Return the material below in full and exactly.

Entries supplied:
------

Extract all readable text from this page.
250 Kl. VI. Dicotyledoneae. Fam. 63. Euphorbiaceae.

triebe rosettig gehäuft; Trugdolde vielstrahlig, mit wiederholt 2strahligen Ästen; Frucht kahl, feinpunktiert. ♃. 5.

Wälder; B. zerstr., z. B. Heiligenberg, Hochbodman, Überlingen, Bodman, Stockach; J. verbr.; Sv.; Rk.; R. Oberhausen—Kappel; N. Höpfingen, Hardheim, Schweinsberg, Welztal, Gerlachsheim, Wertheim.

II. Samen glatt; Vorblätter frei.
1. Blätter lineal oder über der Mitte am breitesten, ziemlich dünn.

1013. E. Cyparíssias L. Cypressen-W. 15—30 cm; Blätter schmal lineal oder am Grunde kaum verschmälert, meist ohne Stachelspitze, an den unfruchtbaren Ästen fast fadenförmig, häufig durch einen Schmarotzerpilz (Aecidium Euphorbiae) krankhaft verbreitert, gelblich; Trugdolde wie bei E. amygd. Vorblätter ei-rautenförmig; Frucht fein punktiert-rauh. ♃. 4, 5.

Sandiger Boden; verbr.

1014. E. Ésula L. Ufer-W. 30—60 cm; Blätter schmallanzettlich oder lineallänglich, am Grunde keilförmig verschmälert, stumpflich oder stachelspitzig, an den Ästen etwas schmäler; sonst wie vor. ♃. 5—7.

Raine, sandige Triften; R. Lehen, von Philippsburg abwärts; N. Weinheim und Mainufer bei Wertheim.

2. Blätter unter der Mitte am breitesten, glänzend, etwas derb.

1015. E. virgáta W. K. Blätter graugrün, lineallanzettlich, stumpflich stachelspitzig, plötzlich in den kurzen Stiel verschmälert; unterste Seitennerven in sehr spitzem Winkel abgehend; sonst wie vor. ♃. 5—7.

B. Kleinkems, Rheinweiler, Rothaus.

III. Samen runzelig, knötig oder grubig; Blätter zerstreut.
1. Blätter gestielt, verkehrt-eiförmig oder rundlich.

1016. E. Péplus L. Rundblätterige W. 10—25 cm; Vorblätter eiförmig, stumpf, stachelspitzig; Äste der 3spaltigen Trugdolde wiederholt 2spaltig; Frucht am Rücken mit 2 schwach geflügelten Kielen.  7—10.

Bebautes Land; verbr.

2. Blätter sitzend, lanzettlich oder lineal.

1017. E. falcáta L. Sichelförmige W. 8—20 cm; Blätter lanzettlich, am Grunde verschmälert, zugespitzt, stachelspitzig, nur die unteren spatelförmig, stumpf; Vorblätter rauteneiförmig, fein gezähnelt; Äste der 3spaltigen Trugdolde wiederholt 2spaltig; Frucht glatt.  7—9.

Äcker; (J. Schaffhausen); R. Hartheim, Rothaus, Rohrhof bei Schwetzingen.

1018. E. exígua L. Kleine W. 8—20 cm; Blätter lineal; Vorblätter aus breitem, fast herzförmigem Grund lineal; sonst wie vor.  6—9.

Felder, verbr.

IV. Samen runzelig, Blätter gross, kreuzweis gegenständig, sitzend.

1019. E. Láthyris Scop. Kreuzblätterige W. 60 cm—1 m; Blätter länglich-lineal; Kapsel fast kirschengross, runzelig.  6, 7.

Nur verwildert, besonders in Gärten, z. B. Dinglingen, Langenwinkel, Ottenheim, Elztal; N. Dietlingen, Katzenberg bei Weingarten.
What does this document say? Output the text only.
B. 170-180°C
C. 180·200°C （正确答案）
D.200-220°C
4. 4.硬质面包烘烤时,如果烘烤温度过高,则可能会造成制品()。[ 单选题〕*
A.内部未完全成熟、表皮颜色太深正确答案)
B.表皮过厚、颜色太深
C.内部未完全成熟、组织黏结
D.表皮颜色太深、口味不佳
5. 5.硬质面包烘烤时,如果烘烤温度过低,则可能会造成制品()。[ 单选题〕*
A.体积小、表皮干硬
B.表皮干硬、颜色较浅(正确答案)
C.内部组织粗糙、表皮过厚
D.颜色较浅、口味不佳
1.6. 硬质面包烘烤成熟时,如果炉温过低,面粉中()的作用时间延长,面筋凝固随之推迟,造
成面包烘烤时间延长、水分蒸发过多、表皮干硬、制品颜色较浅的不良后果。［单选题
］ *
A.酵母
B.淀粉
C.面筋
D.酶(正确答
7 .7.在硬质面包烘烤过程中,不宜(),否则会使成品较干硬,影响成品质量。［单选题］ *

------

The reply:
Extract all readable text from this page.
250 Kl. VI. Dicotyledoneae. Fam. 63. Euphorbiaceae.

triebe rosettig gehäuft; Trugdolde vielstrahlig, mit wiederholt 2strahligen Ästen; Frucht kahl, feinpunktiert. ♃. 5.

Wälder; B. zerstr., z. B. Heiligenberg, Hochbodman, Überlingen, Bodman, Stockach; J. verbr.; Sv.; Rk.; R. Oberhausen—Kappel; N. Höpfingen, Hardheim, Schweinsberg, Welztal, Gerlachsheim, Wertheim.

II. Samen glatt; Vorblätter frei.
1. Blätter lineal oder über der Mitte am breitesten, ziemlich dünn.

1013. E. Cyparíssias L. Cypressen-W. 15—30 cm; Blätter schmal lineal oder am Grunde kaum verschmälert, meist ohne Stachelspitze, an den unfruchtbaren Ästen fast fadenförmig, häufig durch einen Schmarotzerpilz (Aecidium Euphorbiae) krankhaft verbreitert, gelblich; Trugdolde wie bei E. amygd. Vorblätter ei-rautenförmig; Frucht fein punktiert-rauh. ♃. 4, 5.

Sandiger Boden; verbr.

1014. E. Ésula L. Ufer-W. 30—60 cm; Blätter schmallanzettlich oder lineallänglich, am Grunde keilförmig verschmälert, stumpflich oder stachelspitzig, an den Ästen etwas schmäler; sonst wie vor. ♃. 5—7.

Raine, sandige Triften; R. Lehen, von Philippsburg abwärts; N. Weinheim und Mainufer bei Wertheim.

2. Blätter unter der Mitte am breitesten, glänzend, etwas derb.

1015. E. virgáta W. K. Blätter graugrün, lineallanzettlich, stumpflich stachelspitzig, plötzlich in den kurzen Stiel verschmälert; unterste Seitennerven in sehr spitzem Winkel abgehend; sonst wie vor. ♃. 5—7.

B. Kleinkems, Rheinweiler, Rothaus.

III. Samen runzelig, knötig oder grubig; Blätter zerstreut.
1. Blätter gestielt, verkehrt-eiförmig oder rundlich.

1016. E. Péplus L. Rundblätterige W. 10—25 cm; Vorblätter eiförmig, stumpf, stachelspitzig; Äste der 3spaltigen Trugdolde wiederholt 2spaltig; Frucht am Rücken mit 2 schwach geflügelten Kielen.  7—10.

Bebautes Land; verbr.

2. Blätter sitzend, lanzettlich oder lineal.

1017. E. falcáta L. Sichelförmige W. 8—20 cm; Blätter lanzettlich, am Grunde verschmälert, zugespitzt, stachelspitzig, nur die unteren spatelförmig, stumpf; Vorblätter rauteneiförmig, fein gezähnelt; Äste der 3spaltigen Trugdolde wiederholt 2spaltig; Frucht glatt.  7—9.

Äcker; (J. Schaffhausen); R. Hartheim, Rothaus, Rohrhof bei Schwetzingen.

1018. E. exígua L. Kleine W. 8—20 cm; Blätter lineal; Vorblätter aus breitem, fast herzförmigem Grund lineal; sonst wie vor.  6—9.

Felder, verbr.

IV. Samen runzelig, Blätter gross, kreuzweis gegenständig, sitzend.

1019. E. Láthyris Scop. Kreuzblätterige W. 60 cm—1 m; Blätter länglich-lineal; Kapsel fast kirschengross, runzelig.  6, 7.

Nur verwildert, besonders in Gärten, z. B. Dinglingen, Langenwinkel, Ottenheim, Elztal; N. Dietlingen, Katzenberg bei Weingarten.
What does this document say? Output the text only.
B. 170-180°C
C. 180·200°C （正确答案）
D.200-220°C
4. 4.硬质面包烘烤时,如果烘烤温度过高,则可能会造成制品()。[ 单选题〕*
A.内部未完全成熟、表皮颜色太深正确答案)
B.表皮过厚、颜色太深
C.内部未完全成熟、组织黏结
D.表皮颜色太深、口味不佳
5. 5.硬质面包烘烤时,如果烘烤温度过低,则可能会造成制品()。[ 单选题〕*
A.体积小、表皮干硬
B.表皮干硬、颜色较浅(正确答案)
C.内部组织粗糙、表皮过厚
D.颜色较浅、口味不佳
1.6. 硬质面包烘烤成熟时,如果炉温过低,面粉中()的作用时间延长,面筋凝固随之推迟,造
成面包烘烤时间延长、水分蒸发过多、表皮干硬、制品颜色较浅的不良后果。［单选题
］ *
A.酵母
B.淀粉
C.面筋
D.酶(正确答
7 .7.在硬质面包烘烤过程中,不宜(),否则会使成品较干硬,影响成品质量。［单选题］ *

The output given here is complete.